■ STATED PROBLEM:
Here are some records; copy every line that holds the word "following".

>> start DATA PROVIDED

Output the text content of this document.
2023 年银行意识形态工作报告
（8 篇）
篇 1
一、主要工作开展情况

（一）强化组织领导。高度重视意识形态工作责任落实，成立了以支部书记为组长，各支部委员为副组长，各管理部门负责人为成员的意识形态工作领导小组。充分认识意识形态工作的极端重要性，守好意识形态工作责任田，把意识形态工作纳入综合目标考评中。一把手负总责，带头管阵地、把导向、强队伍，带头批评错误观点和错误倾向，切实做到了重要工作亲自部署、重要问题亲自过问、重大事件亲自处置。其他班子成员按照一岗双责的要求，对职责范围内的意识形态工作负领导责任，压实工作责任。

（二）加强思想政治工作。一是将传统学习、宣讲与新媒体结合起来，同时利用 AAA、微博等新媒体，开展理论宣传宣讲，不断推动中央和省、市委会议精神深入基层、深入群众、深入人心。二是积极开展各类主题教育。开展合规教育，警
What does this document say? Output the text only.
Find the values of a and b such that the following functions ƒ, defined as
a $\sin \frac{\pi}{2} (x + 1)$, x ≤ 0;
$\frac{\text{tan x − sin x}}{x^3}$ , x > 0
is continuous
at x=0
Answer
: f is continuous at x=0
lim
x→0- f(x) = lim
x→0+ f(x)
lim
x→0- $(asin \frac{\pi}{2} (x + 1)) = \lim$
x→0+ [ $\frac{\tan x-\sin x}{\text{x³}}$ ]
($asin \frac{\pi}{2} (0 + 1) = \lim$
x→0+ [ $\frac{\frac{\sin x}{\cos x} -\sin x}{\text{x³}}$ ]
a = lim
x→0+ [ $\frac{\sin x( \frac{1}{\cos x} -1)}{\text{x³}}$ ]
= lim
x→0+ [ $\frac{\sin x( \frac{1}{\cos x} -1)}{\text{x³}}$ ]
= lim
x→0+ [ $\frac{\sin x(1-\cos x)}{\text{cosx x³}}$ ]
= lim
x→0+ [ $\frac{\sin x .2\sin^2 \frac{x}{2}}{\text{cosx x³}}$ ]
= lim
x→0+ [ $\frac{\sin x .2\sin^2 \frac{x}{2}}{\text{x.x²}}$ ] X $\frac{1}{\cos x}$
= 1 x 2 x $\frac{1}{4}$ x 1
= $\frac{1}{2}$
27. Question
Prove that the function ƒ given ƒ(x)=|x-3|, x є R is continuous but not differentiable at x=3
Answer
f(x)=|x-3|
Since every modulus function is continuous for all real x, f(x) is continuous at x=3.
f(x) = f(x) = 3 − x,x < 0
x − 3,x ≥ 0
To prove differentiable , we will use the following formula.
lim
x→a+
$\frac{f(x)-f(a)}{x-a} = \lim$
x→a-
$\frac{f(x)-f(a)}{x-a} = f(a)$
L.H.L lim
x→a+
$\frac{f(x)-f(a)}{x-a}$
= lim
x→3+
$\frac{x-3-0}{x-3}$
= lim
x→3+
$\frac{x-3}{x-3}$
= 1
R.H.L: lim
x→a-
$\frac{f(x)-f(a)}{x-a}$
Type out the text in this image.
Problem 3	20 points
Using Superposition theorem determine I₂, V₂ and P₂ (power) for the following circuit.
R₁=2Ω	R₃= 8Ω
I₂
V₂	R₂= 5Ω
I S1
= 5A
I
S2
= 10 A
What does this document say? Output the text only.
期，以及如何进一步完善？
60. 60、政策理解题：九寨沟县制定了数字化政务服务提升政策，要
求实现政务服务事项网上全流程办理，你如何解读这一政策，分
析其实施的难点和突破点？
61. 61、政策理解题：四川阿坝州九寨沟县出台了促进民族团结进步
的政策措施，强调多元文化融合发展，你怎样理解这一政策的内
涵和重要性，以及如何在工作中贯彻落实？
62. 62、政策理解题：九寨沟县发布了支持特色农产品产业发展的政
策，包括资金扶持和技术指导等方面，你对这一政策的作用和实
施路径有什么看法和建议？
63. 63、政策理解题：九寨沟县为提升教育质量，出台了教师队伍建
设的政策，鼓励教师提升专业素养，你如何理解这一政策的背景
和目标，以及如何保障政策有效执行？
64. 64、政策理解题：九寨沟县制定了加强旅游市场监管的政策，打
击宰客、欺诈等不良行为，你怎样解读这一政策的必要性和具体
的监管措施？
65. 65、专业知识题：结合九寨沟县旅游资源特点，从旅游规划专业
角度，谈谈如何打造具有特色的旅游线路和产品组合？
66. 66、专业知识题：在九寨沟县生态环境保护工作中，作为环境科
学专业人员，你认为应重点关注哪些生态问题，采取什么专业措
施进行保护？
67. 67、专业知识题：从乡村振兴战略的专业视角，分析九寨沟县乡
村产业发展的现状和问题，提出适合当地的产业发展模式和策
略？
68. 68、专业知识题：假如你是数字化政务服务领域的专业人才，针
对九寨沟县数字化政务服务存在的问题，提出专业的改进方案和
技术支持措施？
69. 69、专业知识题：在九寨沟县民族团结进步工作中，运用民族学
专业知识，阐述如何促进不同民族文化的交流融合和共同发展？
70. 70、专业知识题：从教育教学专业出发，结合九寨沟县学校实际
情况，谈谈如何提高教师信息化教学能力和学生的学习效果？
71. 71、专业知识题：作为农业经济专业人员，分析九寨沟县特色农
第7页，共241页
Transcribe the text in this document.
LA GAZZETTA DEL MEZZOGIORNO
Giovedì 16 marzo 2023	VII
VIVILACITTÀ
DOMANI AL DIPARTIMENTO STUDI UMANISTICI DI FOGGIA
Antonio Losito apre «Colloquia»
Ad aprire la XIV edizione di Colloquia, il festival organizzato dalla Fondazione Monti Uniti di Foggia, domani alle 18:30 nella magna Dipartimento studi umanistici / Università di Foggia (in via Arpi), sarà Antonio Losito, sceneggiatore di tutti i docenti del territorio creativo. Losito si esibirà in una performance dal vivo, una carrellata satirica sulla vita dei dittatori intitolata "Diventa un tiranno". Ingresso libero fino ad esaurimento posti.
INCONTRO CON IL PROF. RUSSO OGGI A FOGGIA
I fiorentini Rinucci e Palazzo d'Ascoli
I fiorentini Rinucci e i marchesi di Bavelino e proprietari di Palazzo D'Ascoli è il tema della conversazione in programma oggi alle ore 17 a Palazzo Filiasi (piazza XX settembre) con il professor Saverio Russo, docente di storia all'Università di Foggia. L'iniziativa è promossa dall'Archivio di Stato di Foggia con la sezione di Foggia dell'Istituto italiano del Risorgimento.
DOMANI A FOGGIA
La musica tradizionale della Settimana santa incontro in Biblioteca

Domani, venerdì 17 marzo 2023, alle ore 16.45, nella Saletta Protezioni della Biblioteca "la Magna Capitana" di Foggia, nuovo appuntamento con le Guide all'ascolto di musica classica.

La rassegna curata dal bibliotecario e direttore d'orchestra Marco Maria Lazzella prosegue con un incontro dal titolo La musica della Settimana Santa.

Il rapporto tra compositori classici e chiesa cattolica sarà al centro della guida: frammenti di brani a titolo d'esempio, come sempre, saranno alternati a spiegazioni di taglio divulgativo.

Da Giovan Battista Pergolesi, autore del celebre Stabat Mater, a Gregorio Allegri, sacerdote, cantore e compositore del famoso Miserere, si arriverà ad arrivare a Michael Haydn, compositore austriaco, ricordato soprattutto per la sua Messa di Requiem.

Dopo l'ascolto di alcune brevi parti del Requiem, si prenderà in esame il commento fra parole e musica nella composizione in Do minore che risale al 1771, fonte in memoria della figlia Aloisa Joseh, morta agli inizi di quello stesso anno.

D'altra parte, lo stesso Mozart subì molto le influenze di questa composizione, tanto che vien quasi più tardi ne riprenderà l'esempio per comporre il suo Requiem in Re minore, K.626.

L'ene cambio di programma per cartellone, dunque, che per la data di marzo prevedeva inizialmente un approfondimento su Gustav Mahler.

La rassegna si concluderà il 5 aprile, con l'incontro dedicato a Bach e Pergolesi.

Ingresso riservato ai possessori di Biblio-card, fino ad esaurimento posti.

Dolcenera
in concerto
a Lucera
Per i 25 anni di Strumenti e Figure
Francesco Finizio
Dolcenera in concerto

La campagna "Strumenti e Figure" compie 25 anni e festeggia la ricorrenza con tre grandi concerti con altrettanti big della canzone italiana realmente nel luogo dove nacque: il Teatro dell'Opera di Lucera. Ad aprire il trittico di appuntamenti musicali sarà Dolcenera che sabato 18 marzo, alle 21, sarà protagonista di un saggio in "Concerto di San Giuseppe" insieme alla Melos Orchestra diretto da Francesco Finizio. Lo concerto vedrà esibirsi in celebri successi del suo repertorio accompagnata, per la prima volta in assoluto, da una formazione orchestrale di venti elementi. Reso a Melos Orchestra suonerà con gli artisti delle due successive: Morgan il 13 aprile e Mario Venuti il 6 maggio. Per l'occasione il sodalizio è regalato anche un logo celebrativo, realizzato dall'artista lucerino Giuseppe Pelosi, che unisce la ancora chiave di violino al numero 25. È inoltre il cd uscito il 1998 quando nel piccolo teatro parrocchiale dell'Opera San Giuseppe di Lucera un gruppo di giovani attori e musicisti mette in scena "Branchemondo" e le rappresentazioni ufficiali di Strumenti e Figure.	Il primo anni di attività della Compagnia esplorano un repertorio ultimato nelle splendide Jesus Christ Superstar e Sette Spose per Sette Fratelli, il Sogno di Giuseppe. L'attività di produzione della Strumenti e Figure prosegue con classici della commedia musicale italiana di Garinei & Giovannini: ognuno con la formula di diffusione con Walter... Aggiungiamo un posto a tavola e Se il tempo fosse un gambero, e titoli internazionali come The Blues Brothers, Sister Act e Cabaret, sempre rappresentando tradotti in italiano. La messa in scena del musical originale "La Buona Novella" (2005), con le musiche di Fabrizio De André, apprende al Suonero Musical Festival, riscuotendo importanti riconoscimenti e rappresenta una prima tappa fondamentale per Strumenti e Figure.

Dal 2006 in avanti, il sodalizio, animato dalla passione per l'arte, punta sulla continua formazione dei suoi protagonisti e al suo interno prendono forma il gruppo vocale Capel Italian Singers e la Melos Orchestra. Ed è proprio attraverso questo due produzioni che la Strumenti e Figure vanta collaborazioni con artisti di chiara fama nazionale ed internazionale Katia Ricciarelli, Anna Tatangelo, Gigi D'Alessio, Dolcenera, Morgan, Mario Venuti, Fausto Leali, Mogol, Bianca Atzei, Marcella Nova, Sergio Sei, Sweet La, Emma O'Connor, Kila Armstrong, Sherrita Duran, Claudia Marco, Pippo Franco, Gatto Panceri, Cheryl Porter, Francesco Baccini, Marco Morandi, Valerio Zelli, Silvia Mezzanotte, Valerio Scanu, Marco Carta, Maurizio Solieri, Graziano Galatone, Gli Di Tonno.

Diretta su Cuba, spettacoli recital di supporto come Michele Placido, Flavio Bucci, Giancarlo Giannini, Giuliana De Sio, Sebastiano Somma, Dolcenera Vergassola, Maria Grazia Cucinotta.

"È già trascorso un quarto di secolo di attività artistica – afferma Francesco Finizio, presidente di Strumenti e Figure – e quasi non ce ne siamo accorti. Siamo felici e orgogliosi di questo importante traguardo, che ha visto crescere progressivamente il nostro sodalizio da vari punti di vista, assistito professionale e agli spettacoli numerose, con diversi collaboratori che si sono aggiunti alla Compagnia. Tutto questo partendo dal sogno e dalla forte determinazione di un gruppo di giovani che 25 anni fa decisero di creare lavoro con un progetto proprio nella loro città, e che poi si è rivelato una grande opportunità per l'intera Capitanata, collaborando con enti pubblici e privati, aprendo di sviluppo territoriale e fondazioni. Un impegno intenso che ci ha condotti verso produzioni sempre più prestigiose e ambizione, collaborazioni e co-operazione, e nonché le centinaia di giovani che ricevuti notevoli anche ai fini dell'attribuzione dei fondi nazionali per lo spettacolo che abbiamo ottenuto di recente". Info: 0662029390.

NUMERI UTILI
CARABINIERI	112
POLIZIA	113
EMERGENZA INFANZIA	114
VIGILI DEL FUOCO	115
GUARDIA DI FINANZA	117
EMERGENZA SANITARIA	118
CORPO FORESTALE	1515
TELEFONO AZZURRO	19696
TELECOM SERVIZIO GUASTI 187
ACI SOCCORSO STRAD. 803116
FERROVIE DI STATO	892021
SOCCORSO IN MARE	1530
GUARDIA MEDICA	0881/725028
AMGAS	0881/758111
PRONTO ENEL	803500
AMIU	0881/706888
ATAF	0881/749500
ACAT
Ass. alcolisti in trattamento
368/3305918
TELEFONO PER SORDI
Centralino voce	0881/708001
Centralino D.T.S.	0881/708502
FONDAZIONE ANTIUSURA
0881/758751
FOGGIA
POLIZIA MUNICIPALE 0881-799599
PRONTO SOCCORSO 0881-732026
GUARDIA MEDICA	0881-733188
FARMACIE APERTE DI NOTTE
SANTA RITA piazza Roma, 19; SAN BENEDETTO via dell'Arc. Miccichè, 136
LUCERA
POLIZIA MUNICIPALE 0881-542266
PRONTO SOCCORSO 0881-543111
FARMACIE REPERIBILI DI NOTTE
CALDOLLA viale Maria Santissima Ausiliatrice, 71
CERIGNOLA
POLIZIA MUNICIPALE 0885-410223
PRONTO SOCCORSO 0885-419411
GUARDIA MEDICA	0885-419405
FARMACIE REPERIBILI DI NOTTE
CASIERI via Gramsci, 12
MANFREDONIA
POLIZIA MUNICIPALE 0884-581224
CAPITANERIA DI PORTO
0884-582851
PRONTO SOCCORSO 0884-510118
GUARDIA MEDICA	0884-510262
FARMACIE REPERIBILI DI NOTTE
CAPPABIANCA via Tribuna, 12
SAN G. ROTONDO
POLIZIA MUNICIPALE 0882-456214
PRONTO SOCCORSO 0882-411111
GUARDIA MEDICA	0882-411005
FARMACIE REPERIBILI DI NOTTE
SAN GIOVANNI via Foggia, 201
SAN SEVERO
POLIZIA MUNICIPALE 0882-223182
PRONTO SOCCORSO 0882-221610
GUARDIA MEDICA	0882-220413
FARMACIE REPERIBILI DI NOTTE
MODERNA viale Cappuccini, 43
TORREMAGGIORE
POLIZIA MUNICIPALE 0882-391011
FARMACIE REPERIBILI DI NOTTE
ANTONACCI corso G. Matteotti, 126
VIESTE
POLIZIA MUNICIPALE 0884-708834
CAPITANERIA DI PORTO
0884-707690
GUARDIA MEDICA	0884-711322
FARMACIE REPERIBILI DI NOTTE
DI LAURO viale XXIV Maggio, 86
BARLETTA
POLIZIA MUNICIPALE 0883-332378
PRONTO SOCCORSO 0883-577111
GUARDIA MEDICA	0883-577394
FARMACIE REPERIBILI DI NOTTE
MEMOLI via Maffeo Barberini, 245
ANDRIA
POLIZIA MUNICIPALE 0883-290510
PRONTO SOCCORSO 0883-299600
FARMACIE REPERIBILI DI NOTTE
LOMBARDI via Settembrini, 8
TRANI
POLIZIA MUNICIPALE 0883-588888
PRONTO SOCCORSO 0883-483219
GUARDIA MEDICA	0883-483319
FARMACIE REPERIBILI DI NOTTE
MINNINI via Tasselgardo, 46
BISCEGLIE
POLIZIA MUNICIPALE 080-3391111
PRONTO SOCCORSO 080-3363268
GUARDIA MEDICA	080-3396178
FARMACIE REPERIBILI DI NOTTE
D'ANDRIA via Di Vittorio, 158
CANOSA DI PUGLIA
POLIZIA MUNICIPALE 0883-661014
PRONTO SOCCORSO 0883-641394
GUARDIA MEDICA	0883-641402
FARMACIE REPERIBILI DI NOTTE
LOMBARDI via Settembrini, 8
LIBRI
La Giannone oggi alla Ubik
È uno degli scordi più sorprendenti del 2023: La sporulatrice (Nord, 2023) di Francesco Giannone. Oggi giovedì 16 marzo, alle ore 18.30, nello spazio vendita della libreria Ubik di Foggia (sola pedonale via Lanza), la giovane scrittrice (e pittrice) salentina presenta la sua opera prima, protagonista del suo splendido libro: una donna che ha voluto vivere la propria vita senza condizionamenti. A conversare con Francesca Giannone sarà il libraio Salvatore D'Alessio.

>> end DATA PROVIDED

■ SOLUTION FOR THIS TASK:
Find the values of a and b such that the following functions ƒ, defined as
To prove differentiable , we will use the following formula.
Using Superposition theorem determine I₂, V₂ and P₂ (power) for the following circuit.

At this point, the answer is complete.